== INPUT MATERIAL
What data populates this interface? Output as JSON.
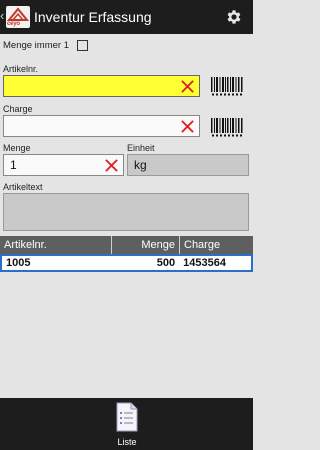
{
  "appbar": {
    "back_glyph": "‹",
    "logo_text": "ceyo",
    "title": "Inventur Erfassung",
    "settings_icon": "gear-icon"
  },
  "form": {
    "menge_immer_label": "Menge immer 1",
    "menge_immer_checked": false,
    "artikelnr_label": "Artikelnr.",
    "artikelnr_value": "",
    "charge_label": "Charge",
    "charge_value": "",
    "menge_label": "Menge",
    "menge_value": "1",
    "einheit_label": "Einheit",
    "einheit_value": "kg",
    "artikeltext_label": "Artikeltext",
    "artikeltext_value": ""
  },
  "table": {
    "columns": [
      "Artikelnr.",
      "Menge",
      "Charge"
    ],
    "rows": [
      [
        "1005",
        "500",
        "1453564"
      ]
    ]
  },
  "bottom": {
    "tab_label": "Liste",
    "tab_icon": "list-document-icon"
  },
  "colors": {
    "accent_yellow": "#ffff33",
    "clear_red": "#e02020",
    "selection_blue": "#2b70c8",
    "bar_dark": "#1d1d1d"
  }
}
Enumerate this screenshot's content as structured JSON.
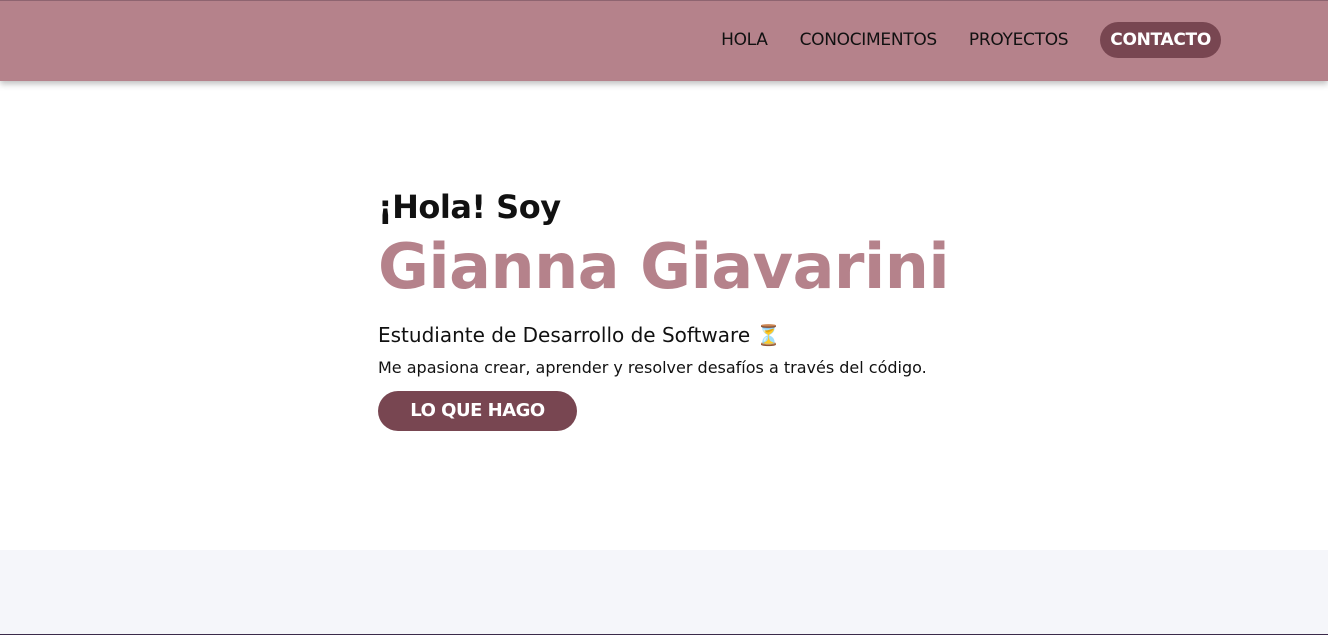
{
  "nav": {
    "links": [
      {
        "label": "HOLA"
      },
      {
        "label": "CONOCIMENTOS"
      },
      {
        "label": "PROYECTOS"
      },
      {
        "label": "CONTACTO",
        "active": true
      }
    ]
  },
  "hero": {
    "greeting": "¡Hola! Soy",
    "name": "Gianna Giavarini",
    "role": "Estudiante de Desarrollo de Software",
    "role_emoji": "⏳",
    "tagline": "Me apasiona crear, aprender y resolver desafíos a través del código.",
    "cta_label": "LO QUE HAGO"
  },
  "colors": {
    "nav_background": "#b5828b",
    "accent_dark": "#784651",
    "name_color": "#b5828b",
    "next_section_background": "#f5f6fa"
  }
}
====
## WHAT IS ASKED
In the listing, find every line containing the word "icon" and list it.

## THE COMPLETED TASK
    "settings_icon": "gear-icon"
    "tab_icon": "list-document-icon"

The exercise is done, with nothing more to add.